# Start of Records shown

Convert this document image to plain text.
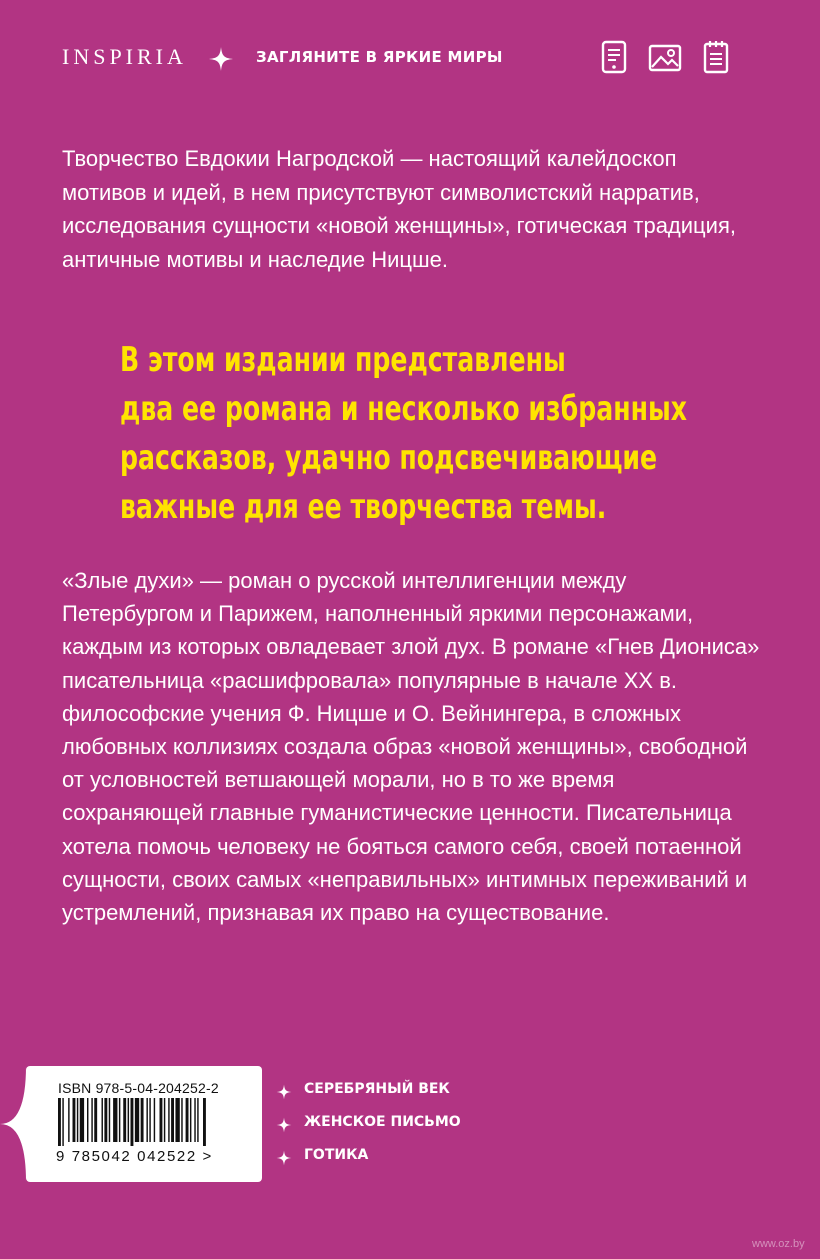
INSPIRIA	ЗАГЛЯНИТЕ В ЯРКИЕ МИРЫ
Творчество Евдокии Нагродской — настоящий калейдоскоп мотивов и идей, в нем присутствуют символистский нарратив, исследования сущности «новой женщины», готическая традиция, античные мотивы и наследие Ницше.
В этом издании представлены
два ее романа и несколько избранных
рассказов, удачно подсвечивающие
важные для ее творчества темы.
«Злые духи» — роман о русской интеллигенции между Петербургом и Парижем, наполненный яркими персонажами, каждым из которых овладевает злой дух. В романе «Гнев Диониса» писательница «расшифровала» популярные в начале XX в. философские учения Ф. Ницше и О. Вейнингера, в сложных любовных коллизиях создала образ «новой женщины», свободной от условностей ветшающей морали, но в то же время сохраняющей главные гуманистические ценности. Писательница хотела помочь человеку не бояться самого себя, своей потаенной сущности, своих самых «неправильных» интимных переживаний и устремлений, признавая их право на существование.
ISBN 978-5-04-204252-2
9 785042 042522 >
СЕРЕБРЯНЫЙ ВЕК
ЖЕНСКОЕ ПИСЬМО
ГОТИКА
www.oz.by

# End of Records shown

● Request
All entries must be written out again exactly as given, with no pictures in the copy.

● Result for this task
Convert this document image to plain text.
INSPIRIA	ЗАГЛЯНИТЕ В ЯРКИЕ МИРЫ
Творчество Евдокии Нагродской — настоящий калейдоскоп мотивов и идей, в нем присутствуют символистский нарратив, исследования сущности «новой женщины», готическая традиция, античные мотивы и наследие Ницше.
В этом издании представлены
два ее романа и несколько избранных
рассказов, удачно подсвечивающие
важные для ее творчества темы.
«Злые духи» — роман о русской интеллигенции между Петербургом и Парижем, наполненный яркими персонажами, каждым из которых овладевает злой дух. В романе «Гнев Диониса» писательница «расшифровала» популярные в начале XX в. философские учения Ф. Ницше и О. Вейнингера, в сложных любовных коллизиях создала образ «новой женщины», свободной от условностей ветшающей морали, но в то же время сохраняющей главные гуманистические ценности. Писательница хотела помочь человеку не бояться самого себя, своей потаенной сущности, своих самых «неправильных» интимных переживаний и устремлений, признавая их право на существование.
ISBN 978-5-04-204252-2
9 785042 042522 >
СЕРЕБРЯНЫЙ ВЕК
ЖЕНСКОЕ ПИСЬМО
ГОТИКА
www.oz.by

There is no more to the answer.